◆ **EXERCISE REQUIREMENTS**
Return each entry exactly, with none missing.

◆ **EXERCISE DATA**
• • • •
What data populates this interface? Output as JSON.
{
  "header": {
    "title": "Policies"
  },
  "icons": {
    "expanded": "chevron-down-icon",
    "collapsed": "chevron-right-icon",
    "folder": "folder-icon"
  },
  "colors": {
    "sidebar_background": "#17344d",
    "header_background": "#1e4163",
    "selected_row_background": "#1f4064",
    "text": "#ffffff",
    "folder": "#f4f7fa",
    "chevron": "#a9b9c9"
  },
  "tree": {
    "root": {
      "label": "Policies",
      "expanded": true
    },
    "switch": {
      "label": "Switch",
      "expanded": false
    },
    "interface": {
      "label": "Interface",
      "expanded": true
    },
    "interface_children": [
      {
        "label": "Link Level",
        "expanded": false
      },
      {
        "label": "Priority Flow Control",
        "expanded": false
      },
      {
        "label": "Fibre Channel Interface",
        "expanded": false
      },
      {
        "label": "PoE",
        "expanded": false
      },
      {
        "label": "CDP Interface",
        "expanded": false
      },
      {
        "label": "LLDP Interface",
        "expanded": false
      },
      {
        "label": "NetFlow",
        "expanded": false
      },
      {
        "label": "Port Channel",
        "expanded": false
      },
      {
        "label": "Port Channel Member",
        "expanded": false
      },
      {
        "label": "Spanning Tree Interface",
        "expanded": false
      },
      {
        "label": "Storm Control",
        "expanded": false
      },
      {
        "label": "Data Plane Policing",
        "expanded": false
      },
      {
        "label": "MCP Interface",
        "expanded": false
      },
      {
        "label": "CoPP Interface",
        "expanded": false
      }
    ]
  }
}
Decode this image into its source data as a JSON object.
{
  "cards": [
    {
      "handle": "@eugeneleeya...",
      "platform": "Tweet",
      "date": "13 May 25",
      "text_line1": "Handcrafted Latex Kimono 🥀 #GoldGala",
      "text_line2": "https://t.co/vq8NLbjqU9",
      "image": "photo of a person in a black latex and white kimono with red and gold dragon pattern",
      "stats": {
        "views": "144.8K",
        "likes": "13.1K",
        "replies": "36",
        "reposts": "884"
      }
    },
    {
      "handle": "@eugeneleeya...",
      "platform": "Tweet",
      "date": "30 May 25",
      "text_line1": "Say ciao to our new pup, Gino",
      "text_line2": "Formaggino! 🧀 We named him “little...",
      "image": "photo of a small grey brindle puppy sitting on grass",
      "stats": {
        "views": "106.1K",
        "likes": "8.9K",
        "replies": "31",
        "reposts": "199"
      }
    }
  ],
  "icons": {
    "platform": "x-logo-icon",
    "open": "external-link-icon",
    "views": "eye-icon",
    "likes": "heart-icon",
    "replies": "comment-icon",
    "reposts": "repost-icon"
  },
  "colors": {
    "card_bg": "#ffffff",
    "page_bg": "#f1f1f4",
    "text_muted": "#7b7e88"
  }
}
• • • •
◆ **THE RESULT**
What data populates this interface? Output as JSON.
{
  "header": {
    "title": "Policies"
  },
  "icons": {
    "expanded": "chevron-down-icon",
    "collapsed": "chevron-right-icon",
    "folder": "folder-icon"
  },
  "colors": {
    "sidebar_background": "#17344d",
    "header_background": "#1e4163",
    "selected_row_background": "#1f4064",
    "text": "#ffffff",
    "folder": "#f4f7fa",
    "chevron": "#a9b9c9"
  },
  "tree": {
    "root": {
      "label": "Policies",
      "expanded": true
    },
    "switch": {
      "label": "Switch",
      "expanded": false
    },
    "interface": {
      "label": "Interface",
      "expanded": true
    },
    "interface_children": [
      {
        "label": "Link Level",
        "expanded": false
      },
      {
        "label": "Priority Flow Control",
        "expanded": false
      },
      {
        "label": "Fibre Channel Interface",
        "expanded": false
      },
      {
        "label": "PoE",
        "expanded": false
      },
      {
        "label": "CDP Interface",
        "expanded": false
      },
      {
        "label": "LLDP Interface",
        "expanded": false
      },
      {
        "label": "NetFlow",
        "expanded": false
      },
      {
        "label": "Port Channel",
        "expanded": false
      },
      {
        "label": "Port Channel Member",
        "expanded": false
      },
      {
        "label": "Spanning Tree Interface",
        "expanded": false
      },
      {
        "label": "Storm Control",
        "expanded": false
      },
      {
        "label": "Data Plane Policing",
        "expanded": false
      },
      {
        "label": "MCP Interface",
        "expanded": false
      },
      {
        "label": "CoPP Interface",
        "expanded": false
      }
    ]
  }
}
Decode this image into its source data as a JSON object.
{
  "cards": [
    {
      "handle": "@eugeneleeya...",
      "platform": "Tweet",
      "date": "13 May 25",
      "text_line1": "Handcrafted Latex Kimono 🥀 #GoldGala",
      "text_line2": "https://t.co/vq8NLbjqU9",
      "image": "photo of a person in a black latex and white kimono with red and gold dragon pattern",
      "stats": {
        "views": "144.8K",
        "likes": "13.1K",
        "replies": "36",
        "reposts": "884"
      }
    },
    {
      "handle": "@eugeneleeya...",
      "platform": "Tweet",
      "date": "30 May 25",
      "text_line1": "Say ciao to our new pup, Gino",
      "text_line2": "Formaggino! 🧀 We named him “little...",
      "image": "photo of a small grey brindle puppy sitting on grass",
      "stats": {
        "views": "106.1K",
        "likes": "8.9K",
        "replies": "31",
        "reposts": "199"
      }
    }
  ],
  "icons": {
    "platform": "x-logo-icon",
    "open": "external-link-icon",
    "views": "eye-icon",
    "likes": "heart-icon",
    "replies": "comment-icon",
    "reposts": "repost-icon"
  },
  "colors": {
    "card_bg": "#ffffff",
    "page_bg": "#f1f1f4",
    "text_muted": "#7b7e88"
  }
}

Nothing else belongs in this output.